Problem details :: Copy every line of the data that contains the string "экономического".

====== Provided entries

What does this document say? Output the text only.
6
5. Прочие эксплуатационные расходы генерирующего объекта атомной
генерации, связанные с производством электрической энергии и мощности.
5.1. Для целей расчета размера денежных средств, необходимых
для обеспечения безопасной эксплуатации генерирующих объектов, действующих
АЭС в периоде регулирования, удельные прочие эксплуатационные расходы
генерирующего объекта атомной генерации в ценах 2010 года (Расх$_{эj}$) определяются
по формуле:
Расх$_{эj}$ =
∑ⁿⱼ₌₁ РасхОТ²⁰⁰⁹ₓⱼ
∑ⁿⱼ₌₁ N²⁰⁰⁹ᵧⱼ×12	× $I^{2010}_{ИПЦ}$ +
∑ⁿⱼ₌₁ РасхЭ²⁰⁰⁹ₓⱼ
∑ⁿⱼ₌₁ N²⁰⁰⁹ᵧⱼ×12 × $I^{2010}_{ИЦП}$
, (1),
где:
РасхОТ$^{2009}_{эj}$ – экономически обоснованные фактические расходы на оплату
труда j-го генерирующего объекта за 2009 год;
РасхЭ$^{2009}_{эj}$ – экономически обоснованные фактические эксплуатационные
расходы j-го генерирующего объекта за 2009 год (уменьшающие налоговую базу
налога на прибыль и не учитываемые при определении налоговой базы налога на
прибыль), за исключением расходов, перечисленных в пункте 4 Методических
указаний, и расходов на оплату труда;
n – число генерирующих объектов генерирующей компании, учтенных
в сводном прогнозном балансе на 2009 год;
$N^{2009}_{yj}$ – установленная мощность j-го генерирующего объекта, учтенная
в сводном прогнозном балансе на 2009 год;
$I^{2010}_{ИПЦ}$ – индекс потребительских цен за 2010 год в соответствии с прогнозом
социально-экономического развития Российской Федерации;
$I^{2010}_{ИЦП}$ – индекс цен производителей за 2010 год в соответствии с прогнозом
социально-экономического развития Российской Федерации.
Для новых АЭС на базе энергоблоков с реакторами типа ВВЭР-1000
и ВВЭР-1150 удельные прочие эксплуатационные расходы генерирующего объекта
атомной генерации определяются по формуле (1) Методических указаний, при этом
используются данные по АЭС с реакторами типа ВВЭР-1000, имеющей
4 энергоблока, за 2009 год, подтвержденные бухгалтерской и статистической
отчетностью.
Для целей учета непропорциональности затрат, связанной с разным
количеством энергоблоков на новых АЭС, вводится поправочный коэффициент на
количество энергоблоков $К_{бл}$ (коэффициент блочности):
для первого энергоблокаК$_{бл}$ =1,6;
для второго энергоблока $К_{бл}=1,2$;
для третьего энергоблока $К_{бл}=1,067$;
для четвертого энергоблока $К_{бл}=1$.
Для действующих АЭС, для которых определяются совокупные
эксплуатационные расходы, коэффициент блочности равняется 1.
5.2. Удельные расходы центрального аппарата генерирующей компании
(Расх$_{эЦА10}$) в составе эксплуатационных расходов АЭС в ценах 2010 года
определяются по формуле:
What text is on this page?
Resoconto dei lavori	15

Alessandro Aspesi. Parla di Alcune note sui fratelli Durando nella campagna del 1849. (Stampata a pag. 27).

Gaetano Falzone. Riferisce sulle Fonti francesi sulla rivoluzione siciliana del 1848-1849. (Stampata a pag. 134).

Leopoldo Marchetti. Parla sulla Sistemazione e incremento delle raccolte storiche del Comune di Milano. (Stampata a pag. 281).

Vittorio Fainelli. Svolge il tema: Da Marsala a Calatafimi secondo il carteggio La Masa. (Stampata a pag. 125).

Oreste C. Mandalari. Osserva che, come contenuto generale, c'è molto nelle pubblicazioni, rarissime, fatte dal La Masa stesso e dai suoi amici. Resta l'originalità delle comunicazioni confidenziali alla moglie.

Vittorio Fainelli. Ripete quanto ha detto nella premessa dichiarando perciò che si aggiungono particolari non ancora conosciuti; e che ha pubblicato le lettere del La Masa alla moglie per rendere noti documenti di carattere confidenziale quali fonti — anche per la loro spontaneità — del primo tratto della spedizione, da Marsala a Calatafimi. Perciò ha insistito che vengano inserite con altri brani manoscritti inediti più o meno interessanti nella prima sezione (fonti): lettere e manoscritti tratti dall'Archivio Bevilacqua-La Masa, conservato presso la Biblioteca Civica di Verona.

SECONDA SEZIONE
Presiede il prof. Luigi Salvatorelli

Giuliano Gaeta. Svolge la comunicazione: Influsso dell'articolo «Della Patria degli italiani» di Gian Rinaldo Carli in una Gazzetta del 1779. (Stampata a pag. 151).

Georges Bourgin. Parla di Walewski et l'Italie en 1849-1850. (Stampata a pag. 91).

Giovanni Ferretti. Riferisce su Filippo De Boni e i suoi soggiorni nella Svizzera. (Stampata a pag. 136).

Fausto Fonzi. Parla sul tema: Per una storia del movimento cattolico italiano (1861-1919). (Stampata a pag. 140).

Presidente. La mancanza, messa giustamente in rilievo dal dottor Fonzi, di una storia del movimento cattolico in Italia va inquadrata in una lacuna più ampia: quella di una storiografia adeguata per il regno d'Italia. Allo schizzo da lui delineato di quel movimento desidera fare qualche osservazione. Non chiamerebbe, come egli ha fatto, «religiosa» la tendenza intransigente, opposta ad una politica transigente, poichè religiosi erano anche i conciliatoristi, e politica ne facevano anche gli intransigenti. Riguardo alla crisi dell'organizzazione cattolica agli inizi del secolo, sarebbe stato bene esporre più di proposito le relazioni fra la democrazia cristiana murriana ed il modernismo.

============

Exercise solution ::
социально-экономического развития Российской Федерации;
социально-экономического развития Российской Федерации.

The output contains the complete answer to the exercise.